◆ **DIRECTIVE**
Scan the lines and state how many carry "Dace". Leave out everything but the number.

Stored items from a collection
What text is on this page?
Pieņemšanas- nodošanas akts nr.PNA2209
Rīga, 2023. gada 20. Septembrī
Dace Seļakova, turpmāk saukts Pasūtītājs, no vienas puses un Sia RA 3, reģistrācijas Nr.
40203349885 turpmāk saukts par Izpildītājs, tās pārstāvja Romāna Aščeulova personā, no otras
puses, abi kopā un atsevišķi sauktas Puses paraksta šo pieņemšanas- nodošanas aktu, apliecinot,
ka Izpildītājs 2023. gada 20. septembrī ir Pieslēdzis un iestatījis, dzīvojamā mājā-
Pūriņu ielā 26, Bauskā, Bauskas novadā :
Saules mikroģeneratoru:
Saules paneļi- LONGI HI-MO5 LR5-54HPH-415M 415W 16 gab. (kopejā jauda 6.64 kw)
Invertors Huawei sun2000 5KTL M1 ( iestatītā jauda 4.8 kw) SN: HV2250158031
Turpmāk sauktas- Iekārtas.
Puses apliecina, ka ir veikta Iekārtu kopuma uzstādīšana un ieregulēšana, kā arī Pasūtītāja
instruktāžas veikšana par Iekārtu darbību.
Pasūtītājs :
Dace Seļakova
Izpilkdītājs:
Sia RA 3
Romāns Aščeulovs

◆ **THE COMPLETED TASK**
2